Please transcribe the data that follows without the pictures, keeping every word the same.

[BEGIN Data]

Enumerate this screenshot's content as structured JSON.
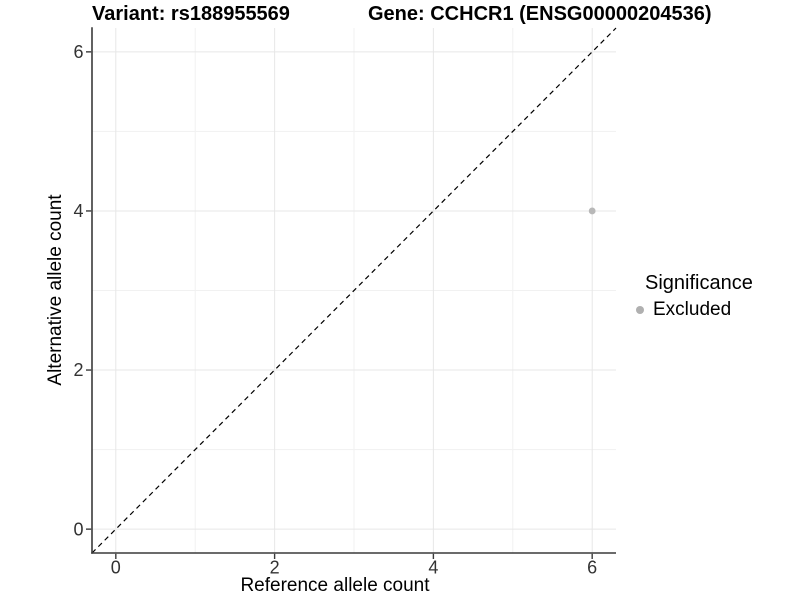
{
  "chart_data": {
    "type": "scatter",
    "titles": {
      "left": "Variant: rs188955569",
      "right": "Gene: CCHCR1 (ENSG00000204536)"
    },
    "xlabel": "Reference allele count",
    "ylabel": "Alternative allele count",
    "xlim": [
      -0.3,
      6.3
    ],
    "ylim": [
      -0.3,
      6.3
    ],
    "x_major_ticks": [
      0,
      2,
      4,
      6
    ],
    "x_minor_ticks": [
      1,
      3,
      5
    ],
    "y_major_ticks": [
      0,
      2,
      4,
      6
    ],
    "y_minor_ticks": [
      1,
      3,
      5
    ],
    "grid": "major+minor",
    "points": [
      {
        "x": 6,
        "y": 4,
        "series": "Excluded"
      }
    ],
    "reference_line": {
      "kind": "identity",
      "slope": 1,
      "intercept": 0,
      "style": "dashed",
      "color": "#000000"
    },
    "legend": {
      "title": "Significance",
      "position": "right",
      "entries": [
        {
          "label": "Excluded",
          "color": "#b0b0b0"
        }
      ]
    },
    "colors": {
      "point": "#b8b8b8",
      "grid_major": "#e7e7e7",
      "grid_minor": "#f1f1f1",
      "axis": "#3a3a3a",
      "tick_text": "#333333"
    }
  }
}
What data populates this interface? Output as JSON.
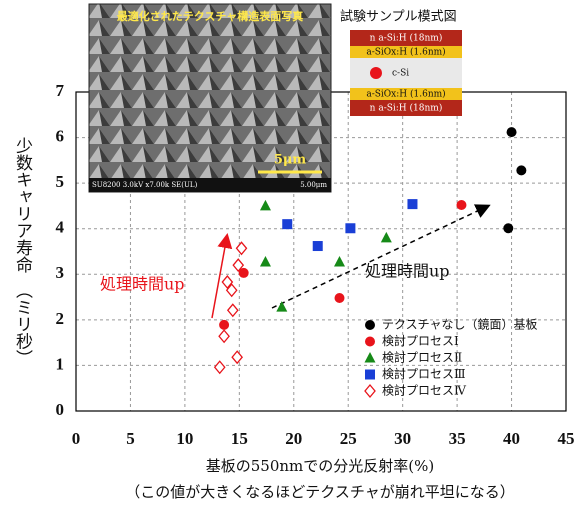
{
  "chart_data": {
    "type": "scatter",
    "x_label": "基板の550nmでの分光反射率(%)",
    "x_note": "（この値が大きくなるほどテクスチャが崩れ平坦になる）",
    "y_label": "少数キャリア寿命　（ミリ秒）",
    "xlim": [
      0,
      45
    ],
    "xticks": [
      0,
      5,
      10,
      15,
      20,
      25,
      30,
      35,
      40,
      45
    ],
    "ylim": [
      0,
      7
    ],
    "yticks": [
      0,
      1,
      2,
      3,
      4,
      5,
      6,
      7
    ],
    "grid": true,
    "series": [
      {
        "name": "テクスチャなし（鏡面）基板",
        "color": "#000000",
        "marker": "circle",
        "x": [
          40.0,
          40.9,
          39.7
        ],
        "values": [
          6.12,
          5.28,
          4.01
        ]
      },
      {
        "name": "検討プロセスⅠ",
        "color": "#e8141b",
        "marker": "circle",
        "x": [
          13.6,
          15.4,
          24.2,
          35.4
        ],
        "values": [
          1.89,
          3.03,
          2.48,
          4.52
        ]
      },
      {
        "name": "検討プロセスⅡ",
        "color": "#168a18",
        "marker": "triangle",
        "x": [
          17.4,
          17.4,
          18.9,
          24.2,
          28.5
        ],
        "values": [
          4.5,
          3.27,
          2.28,
          3.27,
          3.8
        ]
      },
      {
        "name": "検討プロセスⅢ",
        "color": "#1a3fd6",
        "marker": "square",
        "x": [
          19.4,
          22.2,
          25.2,
          30.9
        ],
        "values": [
          4.1,
          3.62,
          4.01,
          4.54
        ]
      },
      {
        "name": "検討プロセスⅣ",
        "color": "#e8141b",
        "marker": "diamond",
        "x": [
          15.2,
          14.9,
          13.9,
          14.3,
          14.4,
          13.6,
          14.8,
          13.2
        ],
        "values": [
          3.57,
          3.2,
          2.83,
          2.65,
          2.21,
          1.64,
          1.18,
          0.96
        ]
      }
    ],
    "annotations": [
      "処理時間up",
      "処理時間up"
    ],
    "photo": {
      "title": "最適化されたテクスチャ構造表面写真",
      "scale": "5μm",
      "info": "SU8200 3.0kV x7.00k SE(UL)",
      "scale_small": "5.00μm"
    },
    "diagram": {
      "title": "試験サンプル模式図",
      "layers": [
        "n a-Si:H (18nm)",
        "a-SiOx:H (1.6nm)",
        "c-Si",
        "a-SiOx:H (1.6nm)",
        "n a-Si:H (18nm)"
      ]
    }
  }
}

[END Data]

Complete answer
Enumerate this screenshot's content as structured JSON.
{
  "chart_data": {
    "type": "scatter",
    "titles": {
      "left": "Variant: rs188955569",
      "right": "Gene: CCHCR1 (ENSG00000204536)"
    },
    "xlabel": "Reference allele count",
    "ylabel": "Alternative allele count",
    "xlim": [
      -0.3,
      6.3
    ],
    "ylim": [
      -0.3,
      6.3
    ],
    "x_major_ticks": [
      0,
      2,
      4,
      6
    ],
    "x_minor_ticks": [
      1,
      3,
      5
    ],
    "y_major_ticks": [
      0,
      2,
      4,
      6
    ],
    "y_minor_ticks": [
      1,
      3,
      5
    ],
    "grid": "major+minor",
    "points": [
      {
        "x": 6,
        "y": 4,
        "series": "Excluded"
      }
    ],
    "reference_line": {
      "kind": "identity",
      "slope": 1,
      "intercept": 0,
      "style": "dashed",
      "color": "#000000"
    },
    "legend": {
      "title": "Significance",
      "position": "right",
      "entries": [
        {
          "label": "Excluded",
          "color": "#b0b0b0"
        }
      ]
    },
    "colors": {
      "point": "#b8b8b8",
      "grid_major": "#e7e7e7",
      "grid_minor": "#f1f1f1",
      "axis": "#3a3a3a",
      "tick_text": "#333333"
    }
  }
}
What data populates this interface? Output as JSON.
{
  "chart_data": {
    "type": "scatter",
    "x_label": "基板の550nmでの分光反射率(%)",
    "x_note": "（この値が大きくなるほどテクスチャが崩れ平坦になる）",
    "y_label": "少数キャリア寿命　（ミリ秒）",
    "xlim": [
      0,
      45
    ],
    "xticks": [
      0,
      5,
      10,
      15,
      20,
      25,
      30,
      35,
      40,
      45
    ],
    "ylim": [
      0,
      7
    ],
    "yticks": [
      0,
      1,
      2,
      3,
      4,
      5,
      6,
      7
    ],
    "grid": true,
    "series": [
      {
        "name": "テクスチャなし（鏡面）基板",
        "color": "#000000",
        "marker": "circle",
        "x": [
          40.0,
          40.9,
          39.7
        ],
        "values": [
          6.12,
          5.28,
          4.01
        ]
      },
      {
        "name": "検討プロセスⅠ",
        "color": "#e8141b",
        "marker": "circle",
        "x": [
          13.6,
          15.4,
          24.2,
          35.4
        ],
        "values": [
          1.89,
          3.03,
          2.48,
          4.52
        ]
      },
      {
        "name": "検討プロセスⅡ",
        "color": "#168a18",
        "marker": "triangle",
        "x": [
          17.4,
          17.4,
          18.9,
          24.2,
          28.5
        ],
        "values": [
          4.5,
          3.27,
          2.28,
          3.27,
          3.8
        ]
      },
      {
        "name": "検討プロセスⅢ",
        "color": "#1a3fd6",
        "marker": "square",
        "x": [
          19.4,
          22.2,
          25.2,
          30.9
        ],
        "values": [
          4.1,
          3.62,
          4.01,
          4.54
        ]
      },
      {
        "name": "検討プロセスⅣ",
        "color": "#e8141b",
        "marker": "diamond",
        "x": [
          15.2,
          14.9,
          13.9,
          14.3,
          14.4,
          13.6,
          14.8,
          13.2
        ],
        "values": [
          3.57,
          3.2,
          2.83,
          2.65,
          2.21,
          1.64,
          1.18,
          0.96
        ]
      }
    ],
    "annotations": [
      "処理時間up",
      "処理時間up"
    ],
    "photo": {
      "title": "最適化されたテクスチャ構造表面写真",
      "scale": "5μm",
      "info": "SU8200 3.0kV x7.00k SE(UL)",
      "scale_small": "5.00μm"
    },
    "diagram": {
      "title": "試験サンプル模式図",
      "layers": [
        "n a-Si:H (18nm)",
        "a-SiOx:H (1.6nm)",
        "c-Si",
        "a-SiOx:H (1.6nm)",
        "n a-Si:H (18nm)"
      ]
    }
  }
}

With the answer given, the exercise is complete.